- What the task asks: Copy out each line that has "Februari" in it.

(Data entries for graphics)

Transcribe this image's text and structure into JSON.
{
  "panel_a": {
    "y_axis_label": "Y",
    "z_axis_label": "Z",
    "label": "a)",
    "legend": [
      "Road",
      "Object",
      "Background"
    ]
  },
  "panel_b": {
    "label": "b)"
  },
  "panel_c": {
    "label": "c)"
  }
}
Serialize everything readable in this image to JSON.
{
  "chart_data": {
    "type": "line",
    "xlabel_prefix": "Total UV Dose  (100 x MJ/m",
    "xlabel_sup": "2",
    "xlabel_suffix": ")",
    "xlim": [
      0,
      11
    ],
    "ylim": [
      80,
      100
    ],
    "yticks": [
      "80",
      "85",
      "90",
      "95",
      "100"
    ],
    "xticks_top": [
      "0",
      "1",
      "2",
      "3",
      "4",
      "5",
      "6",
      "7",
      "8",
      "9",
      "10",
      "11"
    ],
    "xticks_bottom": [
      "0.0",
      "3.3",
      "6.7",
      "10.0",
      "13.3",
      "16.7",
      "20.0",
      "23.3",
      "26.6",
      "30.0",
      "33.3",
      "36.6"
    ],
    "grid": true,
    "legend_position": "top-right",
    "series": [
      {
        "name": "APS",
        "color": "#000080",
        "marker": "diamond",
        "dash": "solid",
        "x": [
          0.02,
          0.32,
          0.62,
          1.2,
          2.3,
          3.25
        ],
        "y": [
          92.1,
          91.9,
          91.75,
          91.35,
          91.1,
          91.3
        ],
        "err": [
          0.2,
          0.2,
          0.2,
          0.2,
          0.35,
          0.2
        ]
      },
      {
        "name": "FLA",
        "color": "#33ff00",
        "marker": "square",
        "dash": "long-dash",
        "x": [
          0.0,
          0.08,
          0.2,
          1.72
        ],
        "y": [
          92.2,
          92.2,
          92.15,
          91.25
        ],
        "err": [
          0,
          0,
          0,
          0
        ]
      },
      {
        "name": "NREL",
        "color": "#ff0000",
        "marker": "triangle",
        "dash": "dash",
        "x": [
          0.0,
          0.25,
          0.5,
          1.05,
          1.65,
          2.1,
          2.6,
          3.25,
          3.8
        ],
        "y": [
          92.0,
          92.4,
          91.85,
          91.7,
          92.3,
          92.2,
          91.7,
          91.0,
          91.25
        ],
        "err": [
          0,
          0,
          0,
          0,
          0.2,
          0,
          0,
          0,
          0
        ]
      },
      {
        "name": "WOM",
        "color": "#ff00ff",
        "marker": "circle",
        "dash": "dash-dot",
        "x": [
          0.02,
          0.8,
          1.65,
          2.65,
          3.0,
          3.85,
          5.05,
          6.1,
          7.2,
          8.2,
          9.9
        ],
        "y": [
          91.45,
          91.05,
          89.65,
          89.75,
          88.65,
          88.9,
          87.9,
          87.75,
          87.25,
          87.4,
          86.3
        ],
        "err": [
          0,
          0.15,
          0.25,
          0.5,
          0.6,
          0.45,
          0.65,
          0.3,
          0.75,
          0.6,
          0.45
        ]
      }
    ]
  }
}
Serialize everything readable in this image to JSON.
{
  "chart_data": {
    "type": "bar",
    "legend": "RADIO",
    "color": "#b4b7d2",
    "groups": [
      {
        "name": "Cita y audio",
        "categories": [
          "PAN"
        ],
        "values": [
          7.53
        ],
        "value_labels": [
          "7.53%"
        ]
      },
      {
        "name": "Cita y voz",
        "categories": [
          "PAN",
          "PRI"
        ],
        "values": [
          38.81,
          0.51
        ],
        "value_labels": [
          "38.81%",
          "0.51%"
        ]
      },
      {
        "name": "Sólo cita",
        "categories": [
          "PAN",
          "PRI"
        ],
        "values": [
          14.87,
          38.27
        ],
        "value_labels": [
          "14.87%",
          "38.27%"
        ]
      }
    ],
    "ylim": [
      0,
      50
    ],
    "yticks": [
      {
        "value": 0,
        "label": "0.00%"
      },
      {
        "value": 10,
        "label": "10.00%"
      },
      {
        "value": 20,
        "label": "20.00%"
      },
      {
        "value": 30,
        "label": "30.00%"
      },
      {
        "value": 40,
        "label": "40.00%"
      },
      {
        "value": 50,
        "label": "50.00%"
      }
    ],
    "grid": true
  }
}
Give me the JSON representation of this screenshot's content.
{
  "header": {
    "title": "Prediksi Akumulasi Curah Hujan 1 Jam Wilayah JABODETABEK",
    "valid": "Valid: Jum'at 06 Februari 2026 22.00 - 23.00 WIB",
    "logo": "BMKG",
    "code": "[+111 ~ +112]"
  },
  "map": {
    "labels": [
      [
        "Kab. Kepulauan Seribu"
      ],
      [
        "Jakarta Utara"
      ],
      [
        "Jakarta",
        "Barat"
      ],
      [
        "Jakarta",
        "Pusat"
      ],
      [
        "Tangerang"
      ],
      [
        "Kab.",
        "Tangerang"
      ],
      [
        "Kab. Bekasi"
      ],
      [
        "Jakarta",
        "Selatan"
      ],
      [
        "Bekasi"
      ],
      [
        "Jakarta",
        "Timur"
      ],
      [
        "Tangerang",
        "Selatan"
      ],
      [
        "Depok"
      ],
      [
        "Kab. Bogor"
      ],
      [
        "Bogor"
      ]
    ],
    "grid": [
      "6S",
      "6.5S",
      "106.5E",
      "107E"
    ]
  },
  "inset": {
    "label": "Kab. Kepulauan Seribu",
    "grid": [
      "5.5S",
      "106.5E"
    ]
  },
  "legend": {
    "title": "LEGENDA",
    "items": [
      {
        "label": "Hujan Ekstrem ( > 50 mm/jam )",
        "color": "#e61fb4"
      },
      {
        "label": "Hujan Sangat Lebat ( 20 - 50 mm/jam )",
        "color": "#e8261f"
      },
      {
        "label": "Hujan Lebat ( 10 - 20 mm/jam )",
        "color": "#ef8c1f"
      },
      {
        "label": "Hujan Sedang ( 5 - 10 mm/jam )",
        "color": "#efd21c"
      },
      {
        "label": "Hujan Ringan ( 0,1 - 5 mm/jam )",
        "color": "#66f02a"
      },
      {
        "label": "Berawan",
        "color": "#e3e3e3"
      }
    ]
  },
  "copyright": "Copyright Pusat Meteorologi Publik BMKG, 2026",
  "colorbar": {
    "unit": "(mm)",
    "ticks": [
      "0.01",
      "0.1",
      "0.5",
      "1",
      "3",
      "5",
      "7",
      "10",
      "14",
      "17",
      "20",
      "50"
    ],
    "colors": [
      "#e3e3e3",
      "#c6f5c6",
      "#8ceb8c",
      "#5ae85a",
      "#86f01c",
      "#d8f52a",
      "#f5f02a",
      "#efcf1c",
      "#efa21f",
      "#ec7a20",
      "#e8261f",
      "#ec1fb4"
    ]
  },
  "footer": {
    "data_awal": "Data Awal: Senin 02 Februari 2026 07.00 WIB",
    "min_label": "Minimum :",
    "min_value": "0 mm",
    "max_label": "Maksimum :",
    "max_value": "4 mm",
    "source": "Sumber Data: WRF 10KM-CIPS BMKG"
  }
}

- The output:
    "valid": "Valid: Jum'at 06 Februari 2026 22.00 - 23.00 WIB",
    "data_awal": "Data Awal: Senin 02 Februari 2026 07.00 WIB",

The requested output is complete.